GIVEN EXERCISE: Word for word, repeat the entries, minus the pictures.

DATA FOR THE TASK:
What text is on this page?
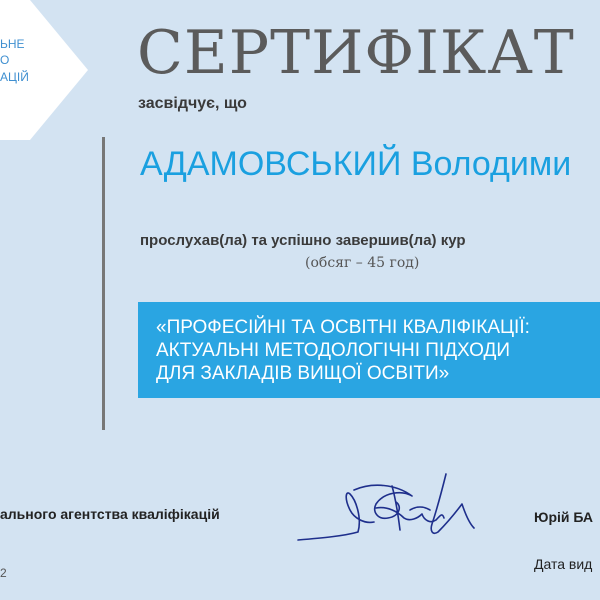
ЬНЕ
О
АЦІЙ СЕРТИФІКАТ
засвідчує, що
АДАМОВСЬКИЙ Володими
прослухав(ла) та успішно завершив(ла) кур
(обсяг – 45 год)
«ПРОФЕСІЙНІ ТА ОСВІТНІ КВАЛІФІКАЦІЇ:
АКТУАЛЬНІ МЕТОДОЛОГІЧНІ ПІДХОДИ
ДЛЯ ЗАКЛАДІВ ВИЩОЇ ОСВІТИ»
ального агентства кваліфікацій	Юрій БА
Дата вид
2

OUTPUT:
What text is on this page?
ЬНЕ
О
АЦІЙ СЕРТИФІКАТ
засвідчує, що
АДАМОВСЬКИЙ Володими
прослухав(ла) та успішно завершив(ла) кур
(обсяг – 45 год)
«ПРОФЕСІЙНІ ТА ОСВІТНІ КВАЛІФІКАЦІЇ:
АКТУАЛЬНІ МЕТОДОЛОГІЧНІ ПІДХОДИ
ДЛЯ ЗАКЛАДІВ ВИЩОЇ ОСВІТИ»
ального агентства кваліфікацій	Юрій БА
Дата вид
2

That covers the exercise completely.